Directive → Pick every line with "ZLoad" from the material below.
--- start ---
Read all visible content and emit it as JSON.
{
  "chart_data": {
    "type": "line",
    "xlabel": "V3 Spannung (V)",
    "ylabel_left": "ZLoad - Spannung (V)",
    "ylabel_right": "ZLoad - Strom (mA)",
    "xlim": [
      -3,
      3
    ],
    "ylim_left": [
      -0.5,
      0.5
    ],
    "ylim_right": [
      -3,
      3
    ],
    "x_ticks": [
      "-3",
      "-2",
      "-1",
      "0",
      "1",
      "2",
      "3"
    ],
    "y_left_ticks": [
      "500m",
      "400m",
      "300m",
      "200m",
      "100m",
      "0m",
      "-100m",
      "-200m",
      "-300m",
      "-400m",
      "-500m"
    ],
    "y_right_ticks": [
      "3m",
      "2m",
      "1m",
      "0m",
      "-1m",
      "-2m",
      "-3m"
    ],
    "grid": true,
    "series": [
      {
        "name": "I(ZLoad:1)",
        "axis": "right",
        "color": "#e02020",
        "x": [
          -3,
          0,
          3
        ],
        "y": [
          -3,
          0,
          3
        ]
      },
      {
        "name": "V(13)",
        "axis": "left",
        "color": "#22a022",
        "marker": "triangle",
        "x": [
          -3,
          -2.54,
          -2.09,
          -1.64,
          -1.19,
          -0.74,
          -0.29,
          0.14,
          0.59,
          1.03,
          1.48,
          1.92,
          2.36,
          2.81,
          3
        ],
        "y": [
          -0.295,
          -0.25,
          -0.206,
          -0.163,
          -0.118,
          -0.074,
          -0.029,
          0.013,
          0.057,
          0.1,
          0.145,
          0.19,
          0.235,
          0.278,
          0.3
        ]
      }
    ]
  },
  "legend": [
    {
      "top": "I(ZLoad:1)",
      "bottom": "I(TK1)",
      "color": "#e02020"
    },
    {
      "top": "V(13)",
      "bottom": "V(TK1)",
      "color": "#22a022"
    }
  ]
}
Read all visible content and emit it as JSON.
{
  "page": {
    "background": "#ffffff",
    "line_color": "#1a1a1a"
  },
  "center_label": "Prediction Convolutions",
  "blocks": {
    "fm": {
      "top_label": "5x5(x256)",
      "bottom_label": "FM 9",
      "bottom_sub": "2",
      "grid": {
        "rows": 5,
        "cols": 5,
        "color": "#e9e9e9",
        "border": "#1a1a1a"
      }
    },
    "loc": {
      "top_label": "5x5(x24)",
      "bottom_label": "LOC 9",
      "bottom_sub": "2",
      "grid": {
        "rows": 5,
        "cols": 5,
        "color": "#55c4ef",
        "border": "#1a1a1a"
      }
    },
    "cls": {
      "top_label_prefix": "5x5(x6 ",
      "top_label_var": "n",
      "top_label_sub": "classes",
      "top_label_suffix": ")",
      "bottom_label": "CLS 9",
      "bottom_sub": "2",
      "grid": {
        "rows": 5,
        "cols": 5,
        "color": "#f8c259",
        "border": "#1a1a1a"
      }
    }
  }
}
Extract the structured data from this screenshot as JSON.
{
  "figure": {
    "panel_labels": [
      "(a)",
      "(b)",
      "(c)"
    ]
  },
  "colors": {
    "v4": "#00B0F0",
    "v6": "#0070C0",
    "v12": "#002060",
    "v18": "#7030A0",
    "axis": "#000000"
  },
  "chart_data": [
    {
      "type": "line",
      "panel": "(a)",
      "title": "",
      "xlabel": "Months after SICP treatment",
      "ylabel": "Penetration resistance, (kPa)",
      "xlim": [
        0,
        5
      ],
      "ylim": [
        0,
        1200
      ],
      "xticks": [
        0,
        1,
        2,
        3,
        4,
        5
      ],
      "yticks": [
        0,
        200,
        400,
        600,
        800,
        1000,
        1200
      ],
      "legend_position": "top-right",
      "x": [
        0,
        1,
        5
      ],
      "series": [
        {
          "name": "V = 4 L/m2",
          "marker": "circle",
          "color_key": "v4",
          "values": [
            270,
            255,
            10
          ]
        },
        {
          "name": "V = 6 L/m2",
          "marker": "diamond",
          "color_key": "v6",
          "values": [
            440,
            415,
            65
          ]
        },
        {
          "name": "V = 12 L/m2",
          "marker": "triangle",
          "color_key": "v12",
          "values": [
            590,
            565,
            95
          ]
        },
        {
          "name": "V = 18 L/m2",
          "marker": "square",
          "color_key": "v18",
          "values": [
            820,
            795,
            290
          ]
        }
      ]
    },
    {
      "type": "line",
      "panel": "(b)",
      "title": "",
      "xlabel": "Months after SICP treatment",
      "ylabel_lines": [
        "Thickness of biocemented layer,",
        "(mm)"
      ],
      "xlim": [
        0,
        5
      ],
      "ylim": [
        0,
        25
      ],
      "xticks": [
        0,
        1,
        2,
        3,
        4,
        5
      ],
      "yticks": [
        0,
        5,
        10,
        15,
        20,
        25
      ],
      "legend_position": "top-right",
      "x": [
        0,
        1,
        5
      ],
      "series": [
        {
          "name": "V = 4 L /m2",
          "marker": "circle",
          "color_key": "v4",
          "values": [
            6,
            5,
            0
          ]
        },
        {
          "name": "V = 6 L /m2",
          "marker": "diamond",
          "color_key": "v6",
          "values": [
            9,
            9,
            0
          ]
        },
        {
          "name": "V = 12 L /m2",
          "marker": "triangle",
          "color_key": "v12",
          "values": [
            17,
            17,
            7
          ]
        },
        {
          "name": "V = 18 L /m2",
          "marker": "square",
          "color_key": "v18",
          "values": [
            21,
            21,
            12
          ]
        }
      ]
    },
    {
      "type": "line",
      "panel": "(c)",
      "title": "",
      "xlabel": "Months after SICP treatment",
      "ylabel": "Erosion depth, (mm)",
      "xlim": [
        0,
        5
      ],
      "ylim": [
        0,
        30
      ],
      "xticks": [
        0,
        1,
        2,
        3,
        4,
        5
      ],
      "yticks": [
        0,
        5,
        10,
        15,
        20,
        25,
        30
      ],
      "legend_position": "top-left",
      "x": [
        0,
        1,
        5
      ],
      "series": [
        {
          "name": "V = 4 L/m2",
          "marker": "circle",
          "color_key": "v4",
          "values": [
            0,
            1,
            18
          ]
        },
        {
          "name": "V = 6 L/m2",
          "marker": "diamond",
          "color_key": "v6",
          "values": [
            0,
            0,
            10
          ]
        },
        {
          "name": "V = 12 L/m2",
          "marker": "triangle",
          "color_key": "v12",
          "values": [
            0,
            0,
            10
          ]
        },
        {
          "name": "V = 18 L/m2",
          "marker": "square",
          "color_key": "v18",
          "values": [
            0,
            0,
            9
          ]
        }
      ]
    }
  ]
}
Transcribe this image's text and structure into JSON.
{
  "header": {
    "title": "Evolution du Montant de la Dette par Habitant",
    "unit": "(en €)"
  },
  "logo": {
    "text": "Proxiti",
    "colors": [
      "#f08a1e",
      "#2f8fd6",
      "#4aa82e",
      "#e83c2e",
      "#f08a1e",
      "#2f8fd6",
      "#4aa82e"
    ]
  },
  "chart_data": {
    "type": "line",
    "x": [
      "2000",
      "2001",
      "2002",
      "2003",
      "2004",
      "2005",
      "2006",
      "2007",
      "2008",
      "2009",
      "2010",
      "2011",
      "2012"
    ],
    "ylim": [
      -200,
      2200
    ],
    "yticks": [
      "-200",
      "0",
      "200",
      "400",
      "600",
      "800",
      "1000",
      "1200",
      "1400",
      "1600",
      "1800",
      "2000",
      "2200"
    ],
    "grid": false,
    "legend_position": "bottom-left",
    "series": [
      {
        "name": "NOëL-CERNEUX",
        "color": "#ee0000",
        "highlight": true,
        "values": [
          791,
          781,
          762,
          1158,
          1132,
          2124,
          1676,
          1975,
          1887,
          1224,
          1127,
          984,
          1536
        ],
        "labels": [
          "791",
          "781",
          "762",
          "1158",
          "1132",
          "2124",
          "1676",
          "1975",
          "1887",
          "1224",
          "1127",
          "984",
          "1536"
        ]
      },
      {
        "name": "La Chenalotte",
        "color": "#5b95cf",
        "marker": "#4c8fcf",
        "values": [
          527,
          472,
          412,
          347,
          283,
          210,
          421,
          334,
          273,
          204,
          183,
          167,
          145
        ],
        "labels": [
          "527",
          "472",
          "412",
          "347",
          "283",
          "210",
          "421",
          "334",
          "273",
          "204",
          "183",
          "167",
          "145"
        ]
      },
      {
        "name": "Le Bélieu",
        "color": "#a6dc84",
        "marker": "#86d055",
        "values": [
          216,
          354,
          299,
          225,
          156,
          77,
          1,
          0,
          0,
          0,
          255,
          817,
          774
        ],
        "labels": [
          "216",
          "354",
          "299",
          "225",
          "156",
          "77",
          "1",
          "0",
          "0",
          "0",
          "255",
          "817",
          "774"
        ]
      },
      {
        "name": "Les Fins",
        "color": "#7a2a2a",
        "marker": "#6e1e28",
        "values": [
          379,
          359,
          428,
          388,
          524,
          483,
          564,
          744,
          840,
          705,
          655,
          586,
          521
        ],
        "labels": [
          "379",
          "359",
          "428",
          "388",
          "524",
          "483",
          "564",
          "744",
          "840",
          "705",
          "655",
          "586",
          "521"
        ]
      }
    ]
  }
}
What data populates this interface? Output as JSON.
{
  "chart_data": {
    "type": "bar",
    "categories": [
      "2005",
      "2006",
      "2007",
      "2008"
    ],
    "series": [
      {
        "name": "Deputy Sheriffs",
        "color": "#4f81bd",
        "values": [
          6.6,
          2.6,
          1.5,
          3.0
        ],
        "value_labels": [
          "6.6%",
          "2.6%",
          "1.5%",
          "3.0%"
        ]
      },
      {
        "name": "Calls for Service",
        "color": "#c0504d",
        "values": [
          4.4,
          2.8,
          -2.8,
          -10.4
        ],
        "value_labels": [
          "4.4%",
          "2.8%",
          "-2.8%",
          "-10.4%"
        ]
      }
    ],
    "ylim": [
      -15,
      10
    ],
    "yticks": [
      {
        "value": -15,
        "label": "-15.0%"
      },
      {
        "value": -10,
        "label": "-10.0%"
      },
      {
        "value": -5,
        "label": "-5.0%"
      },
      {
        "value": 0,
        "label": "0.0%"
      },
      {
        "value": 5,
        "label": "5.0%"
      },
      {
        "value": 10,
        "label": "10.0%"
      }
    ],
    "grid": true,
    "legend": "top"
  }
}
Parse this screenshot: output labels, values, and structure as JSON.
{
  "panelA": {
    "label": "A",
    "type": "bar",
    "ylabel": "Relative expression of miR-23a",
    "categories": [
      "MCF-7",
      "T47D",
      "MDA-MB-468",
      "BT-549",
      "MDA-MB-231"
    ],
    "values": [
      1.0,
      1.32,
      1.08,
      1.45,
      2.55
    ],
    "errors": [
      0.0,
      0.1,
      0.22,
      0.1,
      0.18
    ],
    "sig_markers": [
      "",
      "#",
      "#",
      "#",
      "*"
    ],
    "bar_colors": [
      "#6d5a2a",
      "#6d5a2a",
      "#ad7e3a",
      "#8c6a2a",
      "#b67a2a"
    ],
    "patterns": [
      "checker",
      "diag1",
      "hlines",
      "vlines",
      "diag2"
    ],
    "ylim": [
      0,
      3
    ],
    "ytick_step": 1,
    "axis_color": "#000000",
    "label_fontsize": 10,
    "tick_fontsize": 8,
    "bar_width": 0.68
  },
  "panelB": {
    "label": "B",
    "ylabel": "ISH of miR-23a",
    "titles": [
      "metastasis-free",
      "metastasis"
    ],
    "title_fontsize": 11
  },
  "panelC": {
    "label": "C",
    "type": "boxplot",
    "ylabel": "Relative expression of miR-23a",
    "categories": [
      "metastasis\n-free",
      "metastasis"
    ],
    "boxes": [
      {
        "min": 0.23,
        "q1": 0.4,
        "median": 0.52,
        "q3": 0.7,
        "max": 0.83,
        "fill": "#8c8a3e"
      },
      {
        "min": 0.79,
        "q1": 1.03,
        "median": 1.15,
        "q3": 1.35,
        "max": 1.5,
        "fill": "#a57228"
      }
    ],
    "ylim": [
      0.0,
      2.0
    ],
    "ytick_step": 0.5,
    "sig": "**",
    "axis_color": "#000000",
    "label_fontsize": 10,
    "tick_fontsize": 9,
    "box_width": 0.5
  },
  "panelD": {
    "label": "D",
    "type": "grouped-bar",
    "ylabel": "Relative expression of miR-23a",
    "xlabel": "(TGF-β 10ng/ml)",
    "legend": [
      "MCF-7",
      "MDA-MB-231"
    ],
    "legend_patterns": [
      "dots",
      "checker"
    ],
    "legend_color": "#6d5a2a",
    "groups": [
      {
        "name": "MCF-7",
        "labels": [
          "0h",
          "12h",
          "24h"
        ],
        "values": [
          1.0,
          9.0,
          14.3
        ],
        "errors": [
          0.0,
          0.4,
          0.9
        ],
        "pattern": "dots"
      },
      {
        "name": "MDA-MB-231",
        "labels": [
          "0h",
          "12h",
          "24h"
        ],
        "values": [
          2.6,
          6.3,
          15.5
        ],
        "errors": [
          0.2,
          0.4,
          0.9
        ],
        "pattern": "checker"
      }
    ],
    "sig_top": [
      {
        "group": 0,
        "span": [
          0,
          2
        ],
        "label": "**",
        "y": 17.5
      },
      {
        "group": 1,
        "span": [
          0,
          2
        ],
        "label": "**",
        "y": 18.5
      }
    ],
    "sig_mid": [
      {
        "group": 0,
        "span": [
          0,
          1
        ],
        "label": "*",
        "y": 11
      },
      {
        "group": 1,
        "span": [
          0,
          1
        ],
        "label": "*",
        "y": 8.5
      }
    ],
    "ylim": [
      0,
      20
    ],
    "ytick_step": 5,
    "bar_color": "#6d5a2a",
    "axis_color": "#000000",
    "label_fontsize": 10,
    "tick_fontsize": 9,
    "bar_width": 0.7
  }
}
--- end ---
Finished exercise →
    "ylabel_left": "ZLoad - Spannung (V)",
    "ylabel_right": "ZLoad - Strom (mA)",
        "name": "I(ZLoad:1)",
      "top": "I(ZLoad:1)",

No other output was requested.